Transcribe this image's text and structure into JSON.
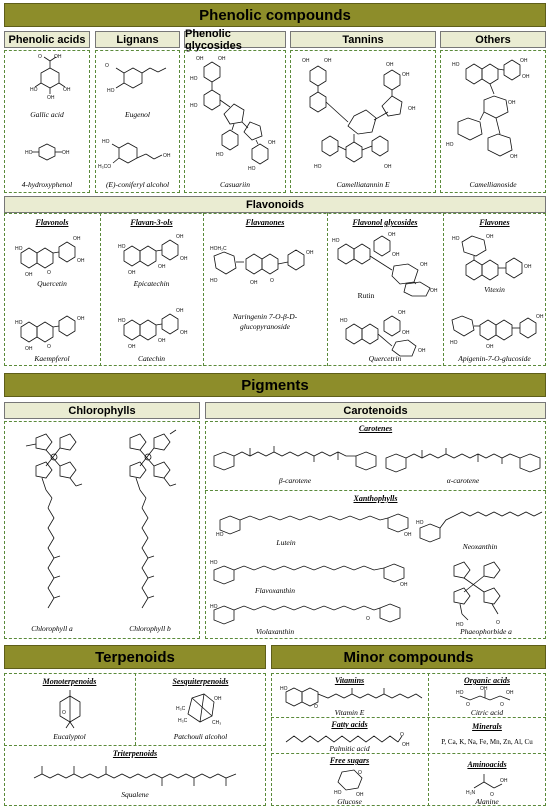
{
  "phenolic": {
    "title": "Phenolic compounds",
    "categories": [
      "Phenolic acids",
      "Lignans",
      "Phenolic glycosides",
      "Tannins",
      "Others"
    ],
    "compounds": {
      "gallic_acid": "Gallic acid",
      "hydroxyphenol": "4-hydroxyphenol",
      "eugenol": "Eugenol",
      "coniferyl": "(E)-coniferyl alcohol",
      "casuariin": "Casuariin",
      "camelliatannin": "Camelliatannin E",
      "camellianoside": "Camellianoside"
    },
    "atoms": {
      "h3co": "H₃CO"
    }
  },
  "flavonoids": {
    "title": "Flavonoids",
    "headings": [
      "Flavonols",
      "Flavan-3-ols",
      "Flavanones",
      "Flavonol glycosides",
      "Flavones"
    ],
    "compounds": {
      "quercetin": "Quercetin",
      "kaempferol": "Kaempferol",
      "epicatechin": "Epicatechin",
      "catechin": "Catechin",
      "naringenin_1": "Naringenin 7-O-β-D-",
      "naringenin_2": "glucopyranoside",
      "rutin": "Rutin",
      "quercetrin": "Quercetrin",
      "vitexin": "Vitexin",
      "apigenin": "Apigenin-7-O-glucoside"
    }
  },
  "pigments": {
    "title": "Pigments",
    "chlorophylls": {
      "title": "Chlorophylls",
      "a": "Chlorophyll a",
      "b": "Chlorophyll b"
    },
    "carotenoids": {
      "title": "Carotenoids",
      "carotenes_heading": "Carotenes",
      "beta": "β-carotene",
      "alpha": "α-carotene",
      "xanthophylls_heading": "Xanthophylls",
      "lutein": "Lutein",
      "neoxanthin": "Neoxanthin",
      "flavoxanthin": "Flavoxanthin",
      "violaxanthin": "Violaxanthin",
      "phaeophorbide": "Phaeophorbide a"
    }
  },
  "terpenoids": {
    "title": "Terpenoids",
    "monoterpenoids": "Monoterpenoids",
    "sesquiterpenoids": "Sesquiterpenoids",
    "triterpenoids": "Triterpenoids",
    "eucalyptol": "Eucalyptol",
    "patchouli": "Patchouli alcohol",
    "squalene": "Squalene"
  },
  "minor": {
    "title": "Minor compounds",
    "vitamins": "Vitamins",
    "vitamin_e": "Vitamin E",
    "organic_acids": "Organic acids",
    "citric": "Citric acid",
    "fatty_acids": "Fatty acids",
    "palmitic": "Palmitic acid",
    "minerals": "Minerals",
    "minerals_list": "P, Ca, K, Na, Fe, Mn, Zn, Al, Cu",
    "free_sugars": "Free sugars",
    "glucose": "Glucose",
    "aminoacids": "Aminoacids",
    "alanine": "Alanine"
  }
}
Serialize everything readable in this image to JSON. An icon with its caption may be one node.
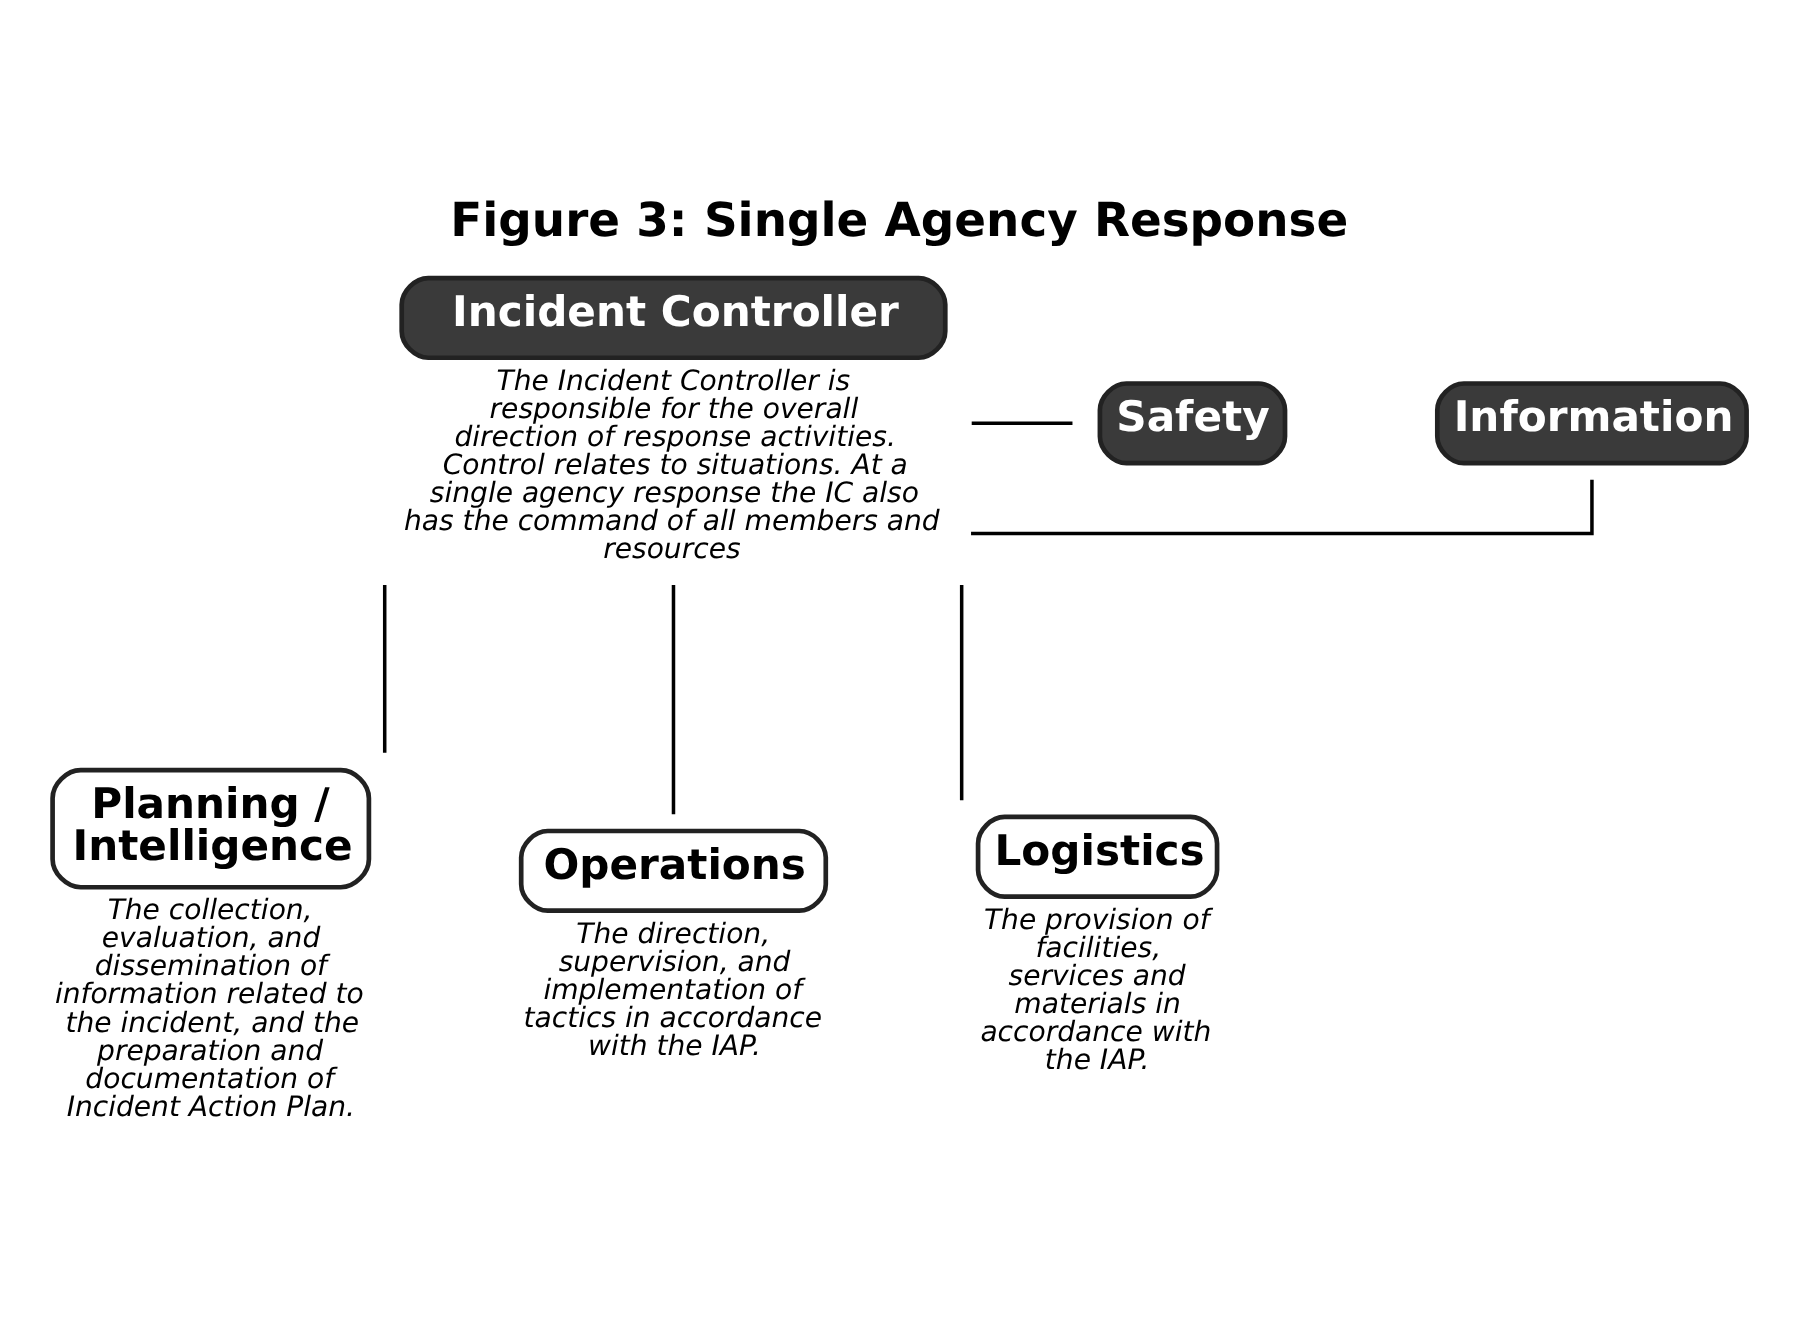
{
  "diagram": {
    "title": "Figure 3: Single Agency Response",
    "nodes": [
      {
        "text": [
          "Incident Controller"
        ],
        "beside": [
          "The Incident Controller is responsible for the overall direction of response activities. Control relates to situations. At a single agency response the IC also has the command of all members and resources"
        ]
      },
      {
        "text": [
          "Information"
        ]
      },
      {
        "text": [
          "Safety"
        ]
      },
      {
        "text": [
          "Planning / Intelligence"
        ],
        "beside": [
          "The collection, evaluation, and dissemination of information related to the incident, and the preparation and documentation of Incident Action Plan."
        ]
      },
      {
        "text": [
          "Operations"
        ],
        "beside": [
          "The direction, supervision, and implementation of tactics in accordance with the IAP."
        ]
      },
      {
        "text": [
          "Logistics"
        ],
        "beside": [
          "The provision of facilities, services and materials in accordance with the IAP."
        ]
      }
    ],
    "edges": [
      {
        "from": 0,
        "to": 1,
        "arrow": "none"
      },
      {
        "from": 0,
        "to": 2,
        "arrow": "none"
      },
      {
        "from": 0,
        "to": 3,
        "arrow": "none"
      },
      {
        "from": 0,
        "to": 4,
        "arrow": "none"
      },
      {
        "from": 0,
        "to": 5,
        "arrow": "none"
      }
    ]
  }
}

********************

What the task asks: Could you reproduce every record above exactly, leaving out the pictures?

Solution for this exercise:
Transcribe this image's text and structure into JSON.
{
  "phenolic": {
    "title": "Phenolic compounds",
    "categories": [
      "Phenolic acids",
      "Lignans",
      "Phenolic glycosides",
      "Tannins",
      "Others"
    ],
    "compounds": {
      "gallic_acid": "Gallic acid",
      "hydroxyphenol": "4-hydroxyphenol",
      "eugenol": "Eugenol",
      "coniferyl": "(E)-coniferyl alcohol",
      "casuariin": "Casuariin",
      "camelliatannin": "Camelliatannin E",
      "camellianoside": "Camellianoside"
    },
    "atoms": {
      "h3co": "H₃CO"
    }
  },
  "flavonoids": {
    "title": "Flavonoids",
    "headings": [
      "Flavonols",
      "Flavan-3-ols",
      "Flavanones",
      "Flavonol glycosides",
      "Flavones"
    ],
    "compounds": {
      "quercetin": "Quercetin",
      "kaempferol": "Kaempferol",
      "epicatechin": "Epicatechin",
      "catechin": "Catechin",
      "naringenin_1": "Naringenin 7-O-β-D-",
      "naringenin_2": "glucopyranoside",
      "rutin": "Rutin",
      "quercetrin": "Quercetrin",
      "vitexin": "Vitexin",
      "apigenin": "Apigenin-7-O-glucoside"
    }
  },
  "pigments": {
    "title": "Pigments",
    "chlorophylls": {
      "title": "Chlorophylls",
      "a": "Chlorophyll a",
      "b": "Chlorophyll b"
    },
    "carotenoids": {
      "title": "Carotenoids",
      "carotenes_heading": "Carotenes",
      "beta": "β-carotene",
      "alpha": "α-carotene",
      "xanthophylls_heading": "Xanthophylls",
      "lutein": "Lutein",
      "neoxanthin": "Neoxanthin",
      "flavoxanthin": "Flavoxanthin",
      "violaxanthin": "Violaxanthin",
      "phaeophorbide": "Phaeophorbide a"
    }
  },
  "terpenoids": {
    "title": "Terpenoids",
    "monoterpenoids": "Monoterpenoids",
    "sesquiterpenoids": "Sesquiterpenoids",
    "triterpenoids": "Triterpenoids",
    "eucalyptol": "Eucalyptol",
    "patchouli": "Patchouli alcohol",
    "squalene": "Squalene"
  },
  "minor": {
    "title": "Minor compounds",
    "vitamins": "Vitamins",
    "vitamin_e": "Vitamin E",
    "organic_acids": "Organic acids",
    "citric": "Citric acid",
    "fatty_acids": "Fatty acids",
    "palmitic": "Palmitic acid",
    "minerals": "Minerals",
    "minerals_list": "P, Ca, K, Na, Fe, Mn, Zn, Al, Cu",
    "free_sugars": "Free sugars",
    "glucose": "Glucose",
    "aminoacids": "Aminoacids",
    "alanine": "Alanine"
  }
}
Serialize everything readable in this image to JSON. An icon with its caption may be one node.
{
  "diagram": {
    "title": "Figure 3: Single Agency Response",
    "nodes": [
      {
        "text": [
          "Incident Controller"
        ],
        "beside": [
          "The Incident Controller is responsible for the overall direction of response activities. Control relates to situations. At a single agency response the IC also has the command of all members and resources"
        ]
      },
      {
        "text": [
          "Information"
        ]
      },
      {
        "text": [
          "Safety"
        ]
      },
      {
        "text": [
          "Planning / Intelligence"
        ],
        "beside": [
          "The collection, evaluation, and dissemination of information related to the incident, and the preparation and documentation of Incident Action Plan."
        ]
      },
      {
        "text": [
          "Operations"
        ],
        "beside": [
          "The direction, supervision, and implementation of tactics in accordance with the IAP."
        ]
      },
      {
        "text": [
          "Logistics"
        ],
        "beside": [
          "The provision of facilities, services and materials in accordance with the IAP."
        ]
      }
    ],
    "edges": [
      {
        "from": 0,
        "to": 1,
        "arrow": "none"
      },
      {
        "from": 0,
        "to": 2,
        "arrow": "none"
      },
      {
        "from": 0,
        "to": 3,
        "arrow": "none"
      },
      {
        "from": 0,
        "to": 4,
        "arrow": "none"
      },
      {
        "from": 0,
        "to": 5,
        "arrow": "none"
      }
    ]
  }
}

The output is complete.